What is needed => From the entries below, copy every line holding the word "this".

Data entries for graphics:
= = = = = = =

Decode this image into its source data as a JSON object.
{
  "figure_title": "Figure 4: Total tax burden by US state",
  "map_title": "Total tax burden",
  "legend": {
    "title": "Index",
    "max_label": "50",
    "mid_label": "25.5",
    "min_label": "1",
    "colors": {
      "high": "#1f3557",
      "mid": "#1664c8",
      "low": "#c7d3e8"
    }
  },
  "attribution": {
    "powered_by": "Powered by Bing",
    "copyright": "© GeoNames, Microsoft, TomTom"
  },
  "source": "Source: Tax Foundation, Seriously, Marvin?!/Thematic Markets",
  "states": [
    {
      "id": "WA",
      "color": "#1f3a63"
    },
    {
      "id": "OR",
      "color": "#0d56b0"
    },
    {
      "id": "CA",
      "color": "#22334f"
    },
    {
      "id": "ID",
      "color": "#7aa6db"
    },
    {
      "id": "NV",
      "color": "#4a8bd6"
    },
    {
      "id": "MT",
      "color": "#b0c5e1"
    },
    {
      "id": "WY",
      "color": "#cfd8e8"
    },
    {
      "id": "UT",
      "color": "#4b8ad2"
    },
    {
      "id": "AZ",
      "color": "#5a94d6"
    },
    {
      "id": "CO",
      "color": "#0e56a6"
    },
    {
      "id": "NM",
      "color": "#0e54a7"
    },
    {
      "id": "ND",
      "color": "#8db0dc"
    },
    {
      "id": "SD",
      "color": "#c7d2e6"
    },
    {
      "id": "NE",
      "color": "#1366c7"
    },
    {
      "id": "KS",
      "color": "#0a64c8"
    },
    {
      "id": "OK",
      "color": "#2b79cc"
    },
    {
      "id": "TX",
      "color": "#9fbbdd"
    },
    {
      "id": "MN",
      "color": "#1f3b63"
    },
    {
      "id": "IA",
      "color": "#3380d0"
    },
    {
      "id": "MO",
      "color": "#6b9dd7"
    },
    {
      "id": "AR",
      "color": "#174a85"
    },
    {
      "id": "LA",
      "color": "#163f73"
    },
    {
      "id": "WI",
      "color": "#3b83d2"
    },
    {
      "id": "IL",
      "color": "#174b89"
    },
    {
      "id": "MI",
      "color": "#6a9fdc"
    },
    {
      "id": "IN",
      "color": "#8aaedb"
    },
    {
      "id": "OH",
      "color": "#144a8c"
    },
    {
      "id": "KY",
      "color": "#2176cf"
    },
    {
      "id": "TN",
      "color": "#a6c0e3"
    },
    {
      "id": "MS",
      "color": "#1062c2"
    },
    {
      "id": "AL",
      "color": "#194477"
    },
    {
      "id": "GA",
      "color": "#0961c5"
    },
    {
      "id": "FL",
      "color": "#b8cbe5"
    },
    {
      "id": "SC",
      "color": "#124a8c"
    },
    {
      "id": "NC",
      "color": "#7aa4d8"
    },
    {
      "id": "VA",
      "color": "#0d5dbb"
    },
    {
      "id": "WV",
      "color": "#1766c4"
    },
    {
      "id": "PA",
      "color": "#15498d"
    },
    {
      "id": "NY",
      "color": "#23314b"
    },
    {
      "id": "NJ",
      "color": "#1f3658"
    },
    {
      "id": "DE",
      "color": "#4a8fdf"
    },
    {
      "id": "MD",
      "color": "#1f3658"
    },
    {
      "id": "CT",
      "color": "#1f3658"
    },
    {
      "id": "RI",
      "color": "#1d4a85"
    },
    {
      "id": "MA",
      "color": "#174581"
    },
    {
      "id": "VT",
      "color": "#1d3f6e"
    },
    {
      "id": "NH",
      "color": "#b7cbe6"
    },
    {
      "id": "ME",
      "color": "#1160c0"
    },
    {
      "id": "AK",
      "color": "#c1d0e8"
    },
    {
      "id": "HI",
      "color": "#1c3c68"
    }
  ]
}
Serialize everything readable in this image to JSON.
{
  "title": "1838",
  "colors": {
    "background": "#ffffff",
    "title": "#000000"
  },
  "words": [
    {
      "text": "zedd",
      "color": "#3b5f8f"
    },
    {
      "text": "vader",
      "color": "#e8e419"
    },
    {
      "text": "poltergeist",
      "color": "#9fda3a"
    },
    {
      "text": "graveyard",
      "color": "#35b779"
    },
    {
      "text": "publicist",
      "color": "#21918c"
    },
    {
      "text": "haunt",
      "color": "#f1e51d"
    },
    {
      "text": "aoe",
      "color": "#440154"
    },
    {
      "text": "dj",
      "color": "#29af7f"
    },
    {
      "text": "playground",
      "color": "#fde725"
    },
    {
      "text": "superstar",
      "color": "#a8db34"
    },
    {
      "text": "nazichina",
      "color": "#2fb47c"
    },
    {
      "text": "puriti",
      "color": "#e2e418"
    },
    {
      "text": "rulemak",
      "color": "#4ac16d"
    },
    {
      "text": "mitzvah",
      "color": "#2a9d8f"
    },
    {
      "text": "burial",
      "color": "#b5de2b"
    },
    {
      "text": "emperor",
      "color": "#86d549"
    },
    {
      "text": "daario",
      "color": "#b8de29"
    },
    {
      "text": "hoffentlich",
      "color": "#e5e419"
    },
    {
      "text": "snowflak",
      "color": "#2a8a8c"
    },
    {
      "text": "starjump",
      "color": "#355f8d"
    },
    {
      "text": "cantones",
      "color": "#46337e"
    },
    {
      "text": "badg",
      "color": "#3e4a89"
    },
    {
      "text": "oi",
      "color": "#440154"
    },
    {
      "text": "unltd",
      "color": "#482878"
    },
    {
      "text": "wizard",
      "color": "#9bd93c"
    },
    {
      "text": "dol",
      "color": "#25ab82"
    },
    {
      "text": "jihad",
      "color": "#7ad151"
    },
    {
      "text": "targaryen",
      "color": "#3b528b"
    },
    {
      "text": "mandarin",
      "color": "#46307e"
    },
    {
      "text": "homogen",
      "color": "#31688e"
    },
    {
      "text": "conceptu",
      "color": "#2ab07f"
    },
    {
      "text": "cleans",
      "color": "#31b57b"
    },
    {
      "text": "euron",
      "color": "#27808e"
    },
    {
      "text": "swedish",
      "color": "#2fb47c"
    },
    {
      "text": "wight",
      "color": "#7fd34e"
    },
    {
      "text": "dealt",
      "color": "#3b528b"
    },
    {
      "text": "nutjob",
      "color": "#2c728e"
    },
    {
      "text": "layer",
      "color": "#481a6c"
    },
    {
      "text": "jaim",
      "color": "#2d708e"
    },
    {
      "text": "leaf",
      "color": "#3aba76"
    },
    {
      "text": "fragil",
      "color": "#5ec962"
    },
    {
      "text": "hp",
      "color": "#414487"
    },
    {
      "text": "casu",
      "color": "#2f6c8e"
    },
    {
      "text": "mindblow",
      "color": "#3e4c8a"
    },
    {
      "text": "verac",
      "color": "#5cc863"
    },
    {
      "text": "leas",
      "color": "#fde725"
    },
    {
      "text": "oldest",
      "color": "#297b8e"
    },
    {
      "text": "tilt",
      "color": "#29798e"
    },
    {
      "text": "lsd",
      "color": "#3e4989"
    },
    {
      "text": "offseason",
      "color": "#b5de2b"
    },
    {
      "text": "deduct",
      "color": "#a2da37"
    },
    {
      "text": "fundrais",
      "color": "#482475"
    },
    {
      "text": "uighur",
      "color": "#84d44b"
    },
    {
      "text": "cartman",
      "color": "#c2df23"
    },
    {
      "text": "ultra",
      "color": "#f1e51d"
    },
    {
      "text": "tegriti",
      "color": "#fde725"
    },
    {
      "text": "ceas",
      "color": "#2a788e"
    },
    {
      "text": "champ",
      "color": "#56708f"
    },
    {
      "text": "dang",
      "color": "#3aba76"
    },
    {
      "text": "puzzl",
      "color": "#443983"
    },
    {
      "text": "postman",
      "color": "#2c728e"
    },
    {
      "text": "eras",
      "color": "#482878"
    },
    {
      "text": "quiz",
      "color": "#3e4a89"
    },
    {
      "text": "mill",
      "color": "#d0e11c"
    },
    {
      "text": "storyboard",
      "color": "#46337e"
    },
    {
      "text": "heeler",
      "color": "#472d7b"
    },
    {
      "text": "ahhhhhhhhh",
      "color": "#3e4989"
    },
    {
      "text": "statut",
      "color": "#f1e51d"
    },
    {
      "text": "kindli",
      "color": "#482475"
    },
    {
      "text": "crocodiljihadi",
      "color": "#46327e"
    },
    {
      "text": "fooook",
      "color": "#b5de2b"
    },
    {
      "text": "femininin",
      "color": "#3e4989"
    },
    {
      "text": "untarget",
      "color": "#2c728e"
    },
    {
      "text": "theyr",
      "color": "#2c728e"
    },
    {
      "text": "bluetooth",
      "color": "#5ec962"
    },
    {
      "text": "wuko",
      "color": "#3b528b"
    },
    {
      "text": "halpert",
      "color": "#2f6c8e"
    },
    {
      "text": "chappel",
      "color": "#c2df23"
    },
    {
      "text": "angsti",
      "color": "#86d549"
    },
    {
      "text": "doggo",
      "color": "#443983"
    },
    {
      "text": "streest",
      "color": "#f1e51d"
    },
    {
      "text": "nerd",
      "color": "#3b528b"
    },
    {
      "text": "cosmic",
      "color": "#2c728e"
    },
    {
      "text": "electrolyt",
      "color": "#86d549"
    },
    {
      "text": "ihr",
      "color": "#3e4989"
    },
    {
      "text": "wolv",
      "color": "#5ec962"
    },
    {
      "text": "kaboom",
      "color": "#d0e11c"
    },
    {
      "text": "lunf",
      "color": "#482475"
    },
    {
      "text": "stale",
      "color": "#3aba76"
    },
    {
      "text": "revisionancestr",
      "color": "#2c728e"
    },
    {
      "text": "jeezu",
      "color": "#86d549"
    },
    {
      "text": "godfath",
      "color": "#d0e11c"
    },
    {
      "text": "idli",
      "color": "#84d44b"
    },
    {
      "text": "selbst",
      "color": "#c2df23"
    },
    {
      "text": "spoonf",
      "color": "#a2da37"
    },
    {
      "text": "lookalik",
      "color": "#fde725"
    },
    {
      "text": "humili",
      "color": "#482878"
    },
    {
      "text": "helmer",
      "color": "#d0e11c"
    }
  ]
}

= = = = = = =

The response =>
Decode this image into its source data as a JSON object.
Serialize everything readable in this image to JSON.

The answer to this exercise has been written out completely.